Collected data entries:
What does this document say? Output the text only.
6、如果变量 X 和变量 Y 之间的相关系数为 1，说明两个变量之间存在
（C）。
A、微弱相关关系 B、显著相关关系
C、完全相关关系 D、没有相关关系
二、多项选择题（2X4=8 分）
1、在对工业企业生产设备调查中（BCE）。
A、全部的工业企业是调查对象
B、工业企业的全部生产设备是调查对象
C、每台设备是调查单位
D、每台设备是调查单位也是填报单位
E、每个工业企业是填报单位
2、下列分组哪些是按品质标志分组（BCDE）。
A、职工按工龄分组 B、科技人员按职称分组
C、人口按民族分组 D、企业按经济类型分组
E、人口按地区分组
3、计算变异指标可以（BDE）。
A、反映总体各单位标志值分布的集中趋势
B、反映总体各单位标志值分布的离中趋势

...

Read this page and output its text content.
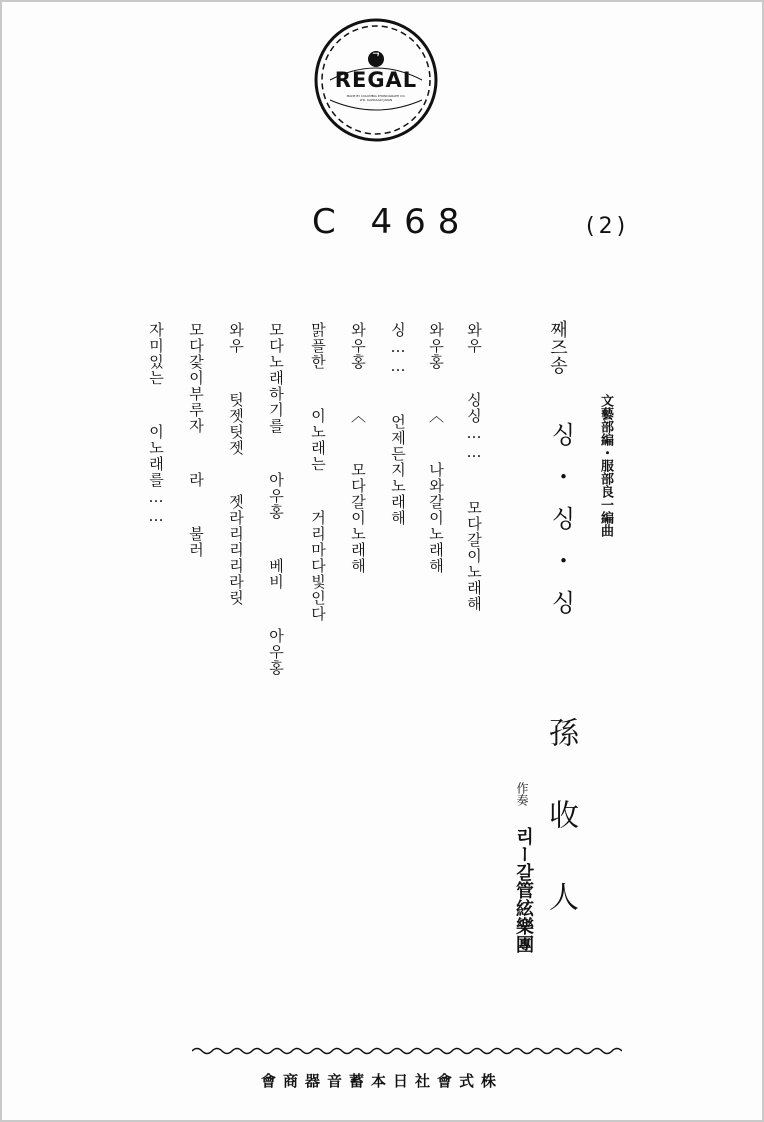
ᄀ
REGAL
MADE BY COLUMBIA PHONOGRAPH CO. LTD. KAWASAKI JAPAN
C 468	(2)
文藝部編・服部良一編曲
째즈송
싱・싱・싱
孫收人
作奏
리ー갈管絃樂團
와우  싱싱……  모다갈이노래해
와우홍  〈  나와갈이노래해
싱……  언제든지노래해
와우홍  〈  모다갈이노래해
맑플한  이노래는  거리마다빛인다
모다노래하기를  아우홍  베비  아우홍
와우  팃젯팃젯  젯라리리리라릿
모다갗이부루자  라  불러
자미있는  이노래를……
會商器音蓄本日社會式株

**Exercise**
Look through the listing above and count the lines where the string "this" appears. Report the number only.

**Exercise output**
2